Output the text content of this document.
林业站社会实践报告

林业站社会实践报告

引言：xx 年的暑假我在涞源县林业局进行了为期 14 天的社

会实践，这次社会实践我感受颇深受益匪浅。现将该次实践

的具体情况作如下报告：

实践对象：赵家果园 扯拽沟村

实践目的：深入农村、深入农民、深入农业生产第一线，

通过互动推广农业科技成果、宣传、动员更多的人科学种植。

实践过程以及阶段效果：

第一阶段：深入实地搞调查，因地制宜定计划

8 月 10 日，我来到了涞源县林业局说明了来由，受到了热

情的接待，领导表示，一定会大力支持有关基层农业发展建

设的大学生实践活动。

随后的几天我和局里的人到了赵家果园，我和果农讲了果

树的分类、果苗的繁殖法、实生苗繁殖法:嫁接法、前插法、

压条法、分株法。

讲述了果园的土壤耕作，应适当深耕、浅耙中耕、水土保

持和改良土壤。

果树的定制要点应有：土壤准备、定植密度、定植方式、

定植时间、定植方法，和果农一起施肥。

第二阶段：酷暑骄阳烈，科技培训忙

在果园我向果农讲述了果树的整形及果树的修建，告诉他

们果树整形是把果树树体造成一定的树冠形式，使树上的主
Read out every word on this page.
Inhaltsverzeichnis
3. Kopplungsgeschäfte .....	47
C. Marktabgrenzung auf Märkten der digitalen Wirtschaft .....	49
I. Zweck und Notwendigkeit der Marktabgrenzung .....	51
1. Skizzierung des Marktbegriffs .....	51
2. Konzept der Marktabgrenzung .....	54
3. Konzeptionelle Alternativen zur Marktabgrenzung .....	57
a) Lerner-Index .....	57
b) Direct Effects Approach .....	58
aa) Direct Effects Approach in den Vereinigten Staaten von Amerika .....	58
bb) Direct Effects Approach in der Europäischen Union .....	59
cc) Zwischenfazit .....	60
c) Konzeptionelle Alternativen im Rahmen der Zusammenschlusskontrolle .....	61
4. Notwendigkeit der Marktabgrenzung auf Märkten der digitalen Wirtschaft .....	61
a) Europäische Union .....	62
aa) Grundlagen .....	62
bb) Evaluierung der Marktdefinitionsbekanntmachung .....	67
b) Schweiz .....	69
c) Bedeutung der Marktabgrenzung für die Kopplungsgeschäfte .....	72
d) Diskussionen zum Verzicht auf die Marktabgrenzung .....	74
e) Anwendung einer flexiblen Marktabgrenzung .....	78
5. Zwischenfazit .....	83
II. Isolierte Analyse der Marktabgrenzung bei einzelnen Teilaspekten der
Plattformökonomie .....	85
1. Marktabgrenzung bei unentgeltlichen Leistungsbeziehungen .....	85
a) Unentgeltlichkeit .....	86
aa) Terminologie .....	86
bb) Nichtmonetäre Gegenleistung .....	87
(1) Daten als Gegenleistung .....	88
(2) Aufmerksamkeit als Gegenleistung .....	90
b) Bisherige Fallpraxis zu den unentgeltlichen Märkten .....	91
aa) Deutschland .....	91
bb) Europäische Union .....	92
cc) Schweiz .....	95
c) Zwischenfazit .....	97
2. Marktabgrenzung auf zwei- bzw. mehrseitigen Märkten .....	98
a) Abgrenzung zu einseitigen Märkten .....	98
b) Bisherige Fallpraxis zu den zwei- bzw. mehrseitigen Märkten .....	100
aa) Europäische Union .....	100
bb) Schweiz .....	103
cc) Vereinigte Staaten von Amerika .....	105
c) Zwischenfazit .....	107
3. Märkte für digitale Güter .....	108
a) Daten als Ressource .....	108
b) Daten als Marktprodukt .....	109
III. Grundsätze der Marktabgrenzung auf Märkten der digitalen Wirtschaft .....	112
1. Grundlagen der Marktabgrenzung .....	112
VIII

──────────

» **Work to complete**: Repeat the entries exactly, all of them.

» **Task output**:
Output the text content of this document.
林业站社会实践报告

林业站社会实践报告

引言：xx 年的暑假我在涞源县林业局进行了为期 14 天的社

会实践，这次社会实践我感受颇深受益匪浅。现将该次实践

的具体情况作如下报告：

实践对象：赵家果园 扯拽沟村

实践目的：深入农村、深入农民、深入农业生产第一线，

通过互动推广农业科技成果、宣传、动员更多的人科学种植。

实践过程以及阶段效果：

第一阶段：深入实地搞调查，因地制宜定计划

8 月 10 日，我来到了涞源县林业局说明了来由，受到了热

情的接待，领导表示，一定会大力支持有关基层农业发展建

设的大学生实践活动。

随后的几天我和局里的人到了赵家果园，我和果农讲了果

树的分类、果苗的繁殖法、实生苗繁殖法:嫁接法、前插法、

压条法、分株法。

讲述了果园的土壤耕作，应适当深耕、浅耙中耕、水土保

持和改良土壤。

果树的定制要点应有：土壤准备、定植密度、定植方式、

定植时间、定植方法，和果农一起施肥。

第二阶段：酷暑骄阳烈，科技培训忙

在果园我向果农讲述了果树的整形及果树的修建，告诉他

们果树整形是把果树树体造成一定的树冠形式，使树上的主
Read out every word on this page.
Inhaltsverzeichnis
3. Kopplungsgeschäfte .....	47
C. Marktabgrenzung auf Märkten der digitalen Wirtschaft .....	49
I. Zweck und Notwendigkeit der Marktabgrenzung .....	51
1. Skizzierung des Marktbegriffs .....	51
2. Konzept der Marktabgrenzung .....	54
3. Konzeptionelle Alternativen zur Marktabgrenzung .....	57
a) Lerner-Index .....	57
b) Direct Effects Approach .....	58
aa) Direct Effects Approach in den Vereinigten Staaten von Amerika .....	58
bb) Direct Effects Approach in der Europäischen Union .....	59
cc) Zwischenfazit .....	60
c) Konzeptionelle Alternativen im Rahmen der Zusammenschlusskontrolle .....	61
4. Notwendigkeit der Marktabgrenzung auf Märkten der digitalen Wirtschaft .....	61
a) Europäische Union .....	62
aa) Grundlagen .....	62
bb) Evaluierung der Marktdefinitionsbekanntmachung .....	67
b) Schweiz .....	69
c) Bedeutung der Marktabgrenzung für die Kopplungsgeschäfte .....	72
d) Diskussionen zum Verzicht auf die Marktabgrenzung .....	74
e) Anwendung einer flexiblen Marktabgrenzung .....	78
5. Zwischenfazit .....	83
II. Isolierte Analyse der Marktabgrenzung bei einzelnen Teilaspekten der
Plattformökonomie .....	85
1. Marktabgrenzung bei unentgeltlichen Leistungsbeziehungen .....	85
a) Unentgeltlichkeit .....	86
aa) Terminologie .....	86
bb) Nichtmonetäre Gegenleistung .....	87
(1) Daten als Gegenleistung .....	88
(2) Aufmerksamkeit als Gegenleistung .....	90
b) Bisherige Fallpraxis zu den unentgeltlichen Märkten .....	91
aa) Deutschland .....	91
bb) Europäische Union .....	92
cc) Schweiz .....	95
c) Zwischenfazit .....	97
2. Marktabgrenzung auf zwei- bzw. mehrseitigen Märkten .....	98
a) Abgrenzung zu einseitigen Märkten .....	98
b) Bisherige Fallpraxis zu den zwei- bzw. mehrseitigen Märkten .....	100
aa) Europäische Union .....	100
bb) Schweiz .....	103
cc) Vereinigte Staaten von Amerika .....	105
c) Zwischenfazit .....	107
3. Märkte für digitale Güter .....	108
a) Daten als Ressource .....	108
b) Daten als Marktprodukt .....	109
III. Grundsätze der Marktabgrenzung auf Märkten der digitalen Wirtschaft .....	112
1. Grundlagen der Marktabgrenzung .....	112
VIII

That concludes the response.